• WHAT IS REQUIRED
Return all of the records below line for line, without changing a character, and omit the pictures.

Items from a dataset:

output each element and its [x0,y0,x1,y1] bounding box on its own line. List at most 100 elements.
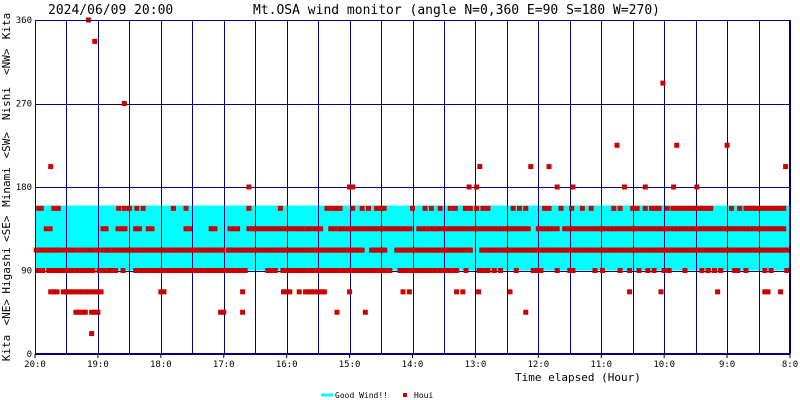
data-point [732,268,738,273]
data-point [491,268,497,273]
data-point [359,205,365,211]
data-point [76,309,82,315]
data-point [189,268,195,273]
data-point [476,289,482,295]
data-point [43,247,49,253]
data-point [323,268,329,273]
data-point [90,247,96,253]
data-point [658,289,664,295]
data-point [566,226,572,232]
data-point [438,226,444,232]
data-point [315,268,321,273]
data-point [651,268,657,273]
data-point [701,226,707,232]
data-point [538,268,544,273]
data-point [76,289,82,295]
data-point [296,289,302,295]
data-point [362,309,368,315]
chart-title: Mt.OSA wind monitor (angle N=0,360 E=90 … [253,3,660,18]
data-point [484,226,490,232]
data-point [416,226,422,232]
data-point [530,268,536,273]
data-point [737,205,743,211]
data-point [743,226,749,232]
data-point [550,226,556,232]
data-point [410,205,415,211]
data-point [485,268,491,273]
data-point [331,226,337,232]
data-point [570,268,576,273]
data-point [60,289,66,295]
data-point [630,226,636,232]
data-point [246,205,252,211]
x-tick-label: 11:0 [590,360,612,370]
data-point [218,309,224,315]
data-point [347,289,353,295]
data-point [347,226,353,232]
data-point [329,205,335,211]
data-point [38,205,44,211]
data-point [303,268,309,273]
data-point [525,226,531,232]
data-point [216,268,222,273]
data-point [89,309,95,315]
data-point [98,289,104,295]
data-point [306,268,312,273]
x-tick-label: 19:0 [87,360,109,370]
data-point [235,268,241,273]
data-point [246,226,252,232]
data-point [269,226,275,232]
data-point [581,226,587,232]
data-point [187,226,193,232]
data-point [678,205,684,211]
data-point [365,205,371,211]
data-point [454,289,460,295]
data-point [427,226,433,232]
data-point [773,226,779,232]
data-point [499,226,505,232]
data-point [334,268,340,273]
data-point [384,226,390,232]
data-point [765,289,771,295]
data-point [454,268,460,273]
data-point [57,247,63,253]
data-point [306,289,312,295]
data-point [223,268,229,273]
data-point [358,226,364,232]
data-point [284,289,290,295]
data-point [690,226,696,232]
data-point [567,268,573,273]
data-point [67,268,73,273]
data-point [50,268,56,273]
data-point [92,289,98,295]
data-point [739,226,745,232]
data-point [345,268,351,273]
data-point [645,268,651,273]
data-point [227,226,233,232]
data-point [438,268,444,273]
data-point [328,226,334,232]
data-point [675,226,681,232]
data-point [287,226,293,232]
data-point [136,268,142,273]
data-point [611,205,617,211]
y-direction-label: <SW> [0,132,13,159]
timestamp: 2024/06/09 20:00 [48,3,173,18]
data-point [208,268,214,273]
data-point [219,247,225,253]
data-point [265,268,271,273]
data-point [312,289,318,295]
data-point [641,226,647,232]
data-point [269,268,275,273]
data-point [73,289,79,295]
data-point [295,226,301,232]
data-point [235,226,241,232]
data-point [682,268,688,273]
data-point [372,268,378,273]
data-point [674,205,680,211]
data-point [373,226,379,232]
data-point [136,226,142,232]
data-point [120,268,126,273]
data-point [435,268,441,273]
data-point [109,268,115,273]
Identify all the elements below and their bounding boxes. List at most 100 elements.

• RESPONSE
output each element and its [x0,y0,x1,y1] bounding box on its own line. List at most 100 elements.
data-point [732,268,738,273]
data-point [491,268,497,273]
data-point [359,205,365,211]
data-point [76,309,82,315]
data-point [189,268,195,273]
data-point [476,289,482,295]
data-point [43,247,49,253]
data-point [323,268,329,273]
data-point [90,247,96,253]
data-point [658,289,664,295]
data-point [566,226,572,232]
data-point [438,226,444,232]
data-point [315,268,321,273]
data-point [651,268,657,273]
data-point [701,226,707,232]
data-point [538,268,544,273]
data-point [76,289,82,295]
data-point [296,289,302,295]
data-point [362,309,368,315]
chart-title: Mt.OSA wind monitor (angle N=0,360 E=90 … [253,3,660,18]
data-point [484,226,490,232]
data-point [416,226,422,232]
data-point [530,268,536,273]
data-point [737,205,743,211]
data-point [743,226,749,232]
data-point [550,226,556,232]
data-point [410,205,415,211]
data-point [485,268,491,273]
data-point [331,226,337,232]
data-point [570,268,576,273]
data-point [60,289,66,295]
data-point [630,226,636,232]
data-point [246,205,252,211]
x-tick-label: 11:0 [590,360,612,370]
data-point [218,309,224,315]
data-point [347,289,353,295]
data-point [347,226,353,232]
data-point [329,205,335,211]
data-point [38,205,44,211]
data-point [303,268,309,273]
data-point [525,226,531,232]
data-point [216,268,222,273]
data-point [89,309,95,315]
data-point [98,289,104,295]
data-point [306,268,312,273]
x-tick-label: 19:0 [87,360,109,370]
data-point [235,268,241,273]
data-point [246,226,252,232]
data-point [269,226,275,232]
data-point [581,226,587,232]
data-point [187,226,193,232]
data-point [678,205,684,211]
data-point [365,205,371,211]
data-point [454,289,460,295]
data-point [427,226,433,232]
data-point [773,226,779,232]
data-point [499,226,505,232]
data-point [334,268,340,273]
data-point [384,226,390,232]
data-point [765,289,771,295]
data-point [454,268,460,273]
data-point [57,247,63,253]
data-point [306,289,312,295]
data-point [223,268,229,273]
data-point [358,226,364,232]
data-point [284,289,290,295]
data-point [690,226,696,232]
data-point [567,268,573,273]
data-point [67,268,73,273]
data-point [50,268,56,273]
data-point [92,289,98,295]
data-point [739,226,745,232]
data-point [345,268,351,273]
data-point [645,268,651,273]
data-point [227,226,233,232]
data-point [438,268,444,273]
data-point [328,226,334,232]
data-point [675,226,681,232]
data-point [287,226,293,232]
data-point [136,268,142,273]
data-point [611,205,617,211]
y-direction-label: <SW> [0,132,13,159]
timestamp: 2024/06/09 20:00 [48,3,173,18]
data-point [208,268,214,273]
data-point [219,247,225,253]
data-point [265,268,271,273]
data-point [312,289,318,295]
data-point [641,226,647,232]
data-point [269,268,275,273]
data-point [73,289,79,295]
data-point [295,226,301,232]
data-point [235,226,241,232]
data-point [682,268,688,273]
data-point [372,268,378,273]
data-point [674,205,680,211]
data-point [373,226,379,232]
data-point [136,226,142,232]
data-point [120,268,126,273]
data-point [435,268,441,273]
data-point [109,268,115,273]
Identify all the elements below and their bounding boxes. List at most 100 elements.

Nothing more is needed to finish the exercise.